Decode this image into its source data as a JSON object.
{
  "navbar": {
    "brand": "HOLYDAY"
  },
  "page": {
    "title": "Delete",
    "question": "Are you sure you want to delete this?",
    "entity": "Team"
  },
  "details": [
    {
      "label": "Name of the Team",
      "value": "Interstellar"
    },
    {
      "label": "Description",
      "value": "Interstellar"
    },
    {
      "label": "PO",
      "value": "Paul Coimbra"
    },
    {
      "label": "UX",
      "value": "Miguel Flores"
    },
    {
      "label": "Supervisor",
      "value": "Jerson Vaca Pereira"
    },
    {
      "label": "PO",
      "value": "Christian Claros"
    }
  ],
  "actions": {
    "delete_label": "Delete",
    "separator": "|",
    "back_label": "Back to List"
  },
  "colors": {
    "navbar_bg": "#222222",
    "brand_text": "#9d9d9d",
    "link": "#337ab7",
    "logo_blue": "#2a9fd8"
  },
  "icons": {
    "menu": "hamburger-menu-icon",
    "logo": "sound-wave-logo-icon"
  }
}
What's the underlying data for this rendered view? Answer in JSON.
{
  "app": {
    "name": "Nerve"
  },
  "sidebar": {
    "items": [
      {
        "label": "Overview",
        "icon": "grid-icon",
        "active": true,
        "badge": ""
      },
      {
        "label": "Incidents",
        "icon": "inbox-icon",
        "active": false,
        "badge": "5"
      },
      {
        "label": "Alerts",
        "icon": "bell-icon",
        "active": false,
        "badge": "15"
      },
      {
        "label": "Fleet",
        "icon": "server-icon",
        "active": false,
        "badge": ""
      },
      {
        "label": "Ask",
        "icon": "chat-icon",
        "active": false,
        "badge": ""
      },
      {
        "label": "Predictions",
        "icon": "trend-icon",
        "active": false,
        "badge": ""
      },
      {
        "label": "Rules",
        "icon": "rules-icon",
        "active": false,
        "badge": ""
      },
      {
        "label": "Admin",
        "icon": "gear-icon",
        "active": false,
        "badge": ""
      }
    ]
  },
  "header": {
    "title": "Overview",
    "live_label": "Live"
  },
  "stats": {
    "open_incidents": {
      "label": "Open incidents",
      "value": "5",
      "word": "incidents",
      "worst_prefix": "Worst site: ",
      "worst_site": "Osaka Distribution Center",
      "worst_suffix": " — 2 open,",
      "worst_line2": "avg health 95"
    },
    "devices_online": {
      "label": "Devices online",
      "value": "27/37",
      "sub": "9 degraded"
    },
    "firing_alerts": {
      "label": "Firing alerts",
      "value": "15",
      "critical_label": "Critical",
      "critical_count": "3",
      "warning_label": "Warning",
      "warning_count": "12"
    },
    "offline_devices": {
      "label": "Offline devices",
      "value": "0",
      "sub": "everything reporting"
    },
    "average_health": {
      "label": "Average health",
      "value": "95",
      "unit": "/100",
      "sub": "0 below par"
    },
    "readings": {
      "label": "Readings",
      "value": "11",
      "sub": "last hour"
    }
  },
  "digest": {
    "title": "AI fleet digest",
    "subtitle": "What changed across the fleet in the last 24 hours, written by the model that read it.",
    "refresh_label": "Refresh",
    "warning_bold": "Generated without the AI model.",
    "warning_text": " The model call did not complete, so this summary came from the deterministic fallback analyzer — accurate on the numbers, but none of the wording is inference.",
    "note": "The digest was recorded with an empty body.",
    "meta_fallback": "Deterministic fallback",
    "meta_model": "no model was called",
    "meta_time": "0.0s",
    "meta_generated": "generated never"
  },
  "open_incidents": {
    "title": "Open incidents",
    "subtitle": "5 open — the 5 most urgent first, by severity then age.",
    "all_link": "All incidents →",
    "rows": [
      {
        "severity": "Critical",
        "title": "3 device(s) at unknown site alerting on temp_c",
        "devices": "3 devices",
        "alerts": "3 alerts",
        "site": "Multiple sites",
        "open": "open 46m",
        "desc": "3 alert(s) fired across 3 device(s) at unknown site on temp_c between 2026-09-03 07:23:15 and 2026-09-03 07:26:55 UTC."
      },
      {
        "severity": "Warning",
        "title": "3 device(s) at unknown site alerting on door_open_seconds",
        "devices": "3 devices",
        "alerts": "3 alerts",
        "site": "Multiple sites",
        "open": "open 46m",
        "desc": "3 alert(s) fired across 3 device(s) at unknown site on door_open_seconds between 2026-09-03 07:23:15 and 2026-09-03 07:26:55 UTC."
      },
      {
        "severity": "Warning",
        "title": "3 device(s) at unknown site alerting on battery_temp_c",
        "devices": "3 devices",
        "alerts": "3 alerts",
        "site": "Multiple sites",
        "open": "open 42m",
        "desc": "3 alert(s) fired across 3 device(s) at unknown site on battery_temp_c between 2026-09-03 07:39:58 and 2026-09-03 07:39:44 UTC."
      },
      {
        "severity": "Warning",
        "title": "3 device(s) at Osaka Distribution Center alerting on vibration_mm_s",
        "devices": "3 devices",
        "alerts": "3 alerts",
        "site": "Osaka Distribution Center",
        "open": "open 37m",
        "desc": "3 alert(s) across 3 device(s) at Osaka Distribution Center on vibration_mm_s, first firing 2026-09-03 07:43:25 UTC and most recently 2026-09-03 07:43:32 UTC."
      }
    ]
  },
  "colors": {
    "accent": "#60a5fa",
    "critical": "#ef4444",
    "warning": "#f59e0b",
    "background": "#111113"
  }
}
^^^^
#### What you need to do:
Please give back all of the records exactly as written.

#### Problem solution:
Decode this image into its source data as a JSON object.
{
  "navbar": {
    "brand": "HOLYDAY"
  },
  "page": {
    "title": "Delete",
    "question": "Are you sure you want to delete this?",
    "entity": "Team"
  },
  "details": [
    {
      "label": "Name of the Team",
      "value": "Interstellar"
    },
    {
      "label": "Description",
      "value": "Interstellar"
    },
    {
      "label": "PO",
      "value": "Paul Coimbra"
    },
    {
      "label": "UX",
      "value": "Miguel Flores"
    },
    {
      "label": "Supervisor",
      "value": "Jerson Vaca Pereira"
    },
    {
      "label": "PO",
      "value": "Christian Claros"
    }
  ],
  "actions": {
    "delete_label": "Delete",
    "separator": "|",
    "back_label": "Back to List"
  },
  "colors": {
    "navbar_bg": "#222222",
    "brand_text": "#9d9d9d",
    "link": "#337ab7",
    "logo_blue": "#2a9fd8"
  },
  "icons": {
    "menu": "hamburger-menu-icon",
    "logo": "sound-wave-logo-icon"
  }
}
What's the underlying data for this rendered view? Answer in JSON.
{
  "app": {
    "name": "Nerve"
  },
  "sidebar": {
    "items": [
      {
        "label": "Overview",
        "icon": "grid-icon",
        "active": true,
        "badge": ""
      },
      {
        "label": "Incidents",
        "icon": "inbox-icon",
        "active": false,
        "badge": "5"
      },
      {
        "label": "Alerts",
        "icon": "bell-icon",
        "active": false,
        "badge": "15"
      },
      {
        "label": "Fleet",
        "icon": "server-icon",
        "active": false,
        "badge": ""
      },
      {
        "label": "Ask",
        "icon": "chat-icon",
        "active": false,
        "badge": ""
      },
      {
        "label": "Predictions",
        "icon": "trend-icon",
        "active": false,
        "badge": ""
      },
      {
        "label": "Rules",
        "icon": "rules-icon",
        "active": false,
        "badge": ""
      },
      {
        "label": "Admin",
        "icon": "gear-icon",
        "active": false,
        "badge": ""
      }
    ]
  },
  "header": {
    "title": "Overview",
    "live_label": "Live"
  },
  "stats": {
    "open_incidents": {
      "label": "Open incidents",
      "value": "5",
      "word": "incidents",
      "worst_prefix": "Worst site: ",
      "worst_site": "Osaka Distribution Center",
      "worst_suffix": " — 2 open,",
      "worst_line2": "avg health 95"
    },
    "devices_online": {
      "label": "Devices online",
      "value": "27/37",
      "sub": "9 degraded"
    },
    "firing_alerts": {
      "label": "Firing alerts",
      "value": "15",
      "critical_label": "Critical",
      "critical_count": "3",
      "warning_label": "Warning",
      "warning_count": "12"
    },
    "offline_devices": {
      "label": "Offline devices",
      "value": "0",
      "sub": "everything reporting"
    },
    "average_health": {
      "label": "Average health",
      "value": "95",
      "unit": "/100",
      "sub": "0 below par"
    },
    "readings": {
      "label": "Readings",
      "value": "11",
      "sub": "last hour"
    }
  },
  "digest": {
    "title": "AI fleet digest",
    "subtitle": "What changed across the fleet in the last 24 hours, written by the model that read it.",
    "refresh_label": "Refresh",
    "warning_bold": "Generated without the AI model.",
    "warning_text": " The model call did not complete, so this summary came from the deterministic fallback analyzer — accurate on the numbers, but none of the wording is inference.",
    "note": "The digest was recorded with an empty body.",
    "meta_fallback": "Deterministic fallback",
    "meta_model": "no model was called",
    "meta_time": "0.0s",
    "meta_generated": "generated never"
  },
  "open_incidents": {
    "title": "Open incidents",
    "subtitle": "5 open — the 5 most urgent first, by severity then age.",
    "all_link": "All incidents →",
    "rows": [
      {
        "severity": "Critical",
        "title": "3 device(s) at unknown site alerting on temp_c",
        "devices": "3 devices",
        "alerts": "3 alerts",
        "site": "Multiple sites",
        "open": "open 46m",
        "desc": "3 alert(s) fired across 3 device(s) at unknown site on temp_c between 2026-09-03 07:23:15 and 2026-09-03 07:26:55 UTC."
      },
      {
        "severity": "Warning",
        "title": "3 device(s) at unknown site alerting on door_open_seconds",
        "devices": "3 devices",
        "alerts": "3 alerts",
        "site": "Multiple sites",
        "open": "open 46m",
        "desc": "3 alert(s) fired across 3 device(s) at unknown site on door_open_seconds between 2026-09-03 07:23:15 and 2026-09-03 07:26:55 UTC."
      },
      {
        "severity": "Warning",
        "title": "3 device(s) at unknown site alerting on battery_temp_c",
        "devices": "3 devices",
        "alerts": "3 alerts",
        "site": "Multiple sites",
        "open": "open 42m",
        "desc": "3 alert(s) fired across 3 device(s) at unknown site on battery_temp_c between 2026-09-03 07:39:58 and 2026-09-03 07:39:44 UTC."
      },
      {
        "severity": "Warning",
        "title": "3 device(s) at Osaka Distribution Center alerting on vibration_mm_s",
        "devices": "3 devices",
        "alerts": "3 alerts",
        "site": "Osaka Distribution Center",
        "open": "open 37m",
        "desc": "3 alert(s) across 3 device(s) at Osaka Distribution Center on vibration_mm_s, first firing 2026-09-03 07:43:25 UTC and most recently 2026-09-03 07:43:32 UTC."
      }
    ]
  },
  "colors": {
    "accent": "#60a5fa",
    "critical": "#ef4444",
    "warning": "#f59e0b",
    "background": "#111113"
  }
}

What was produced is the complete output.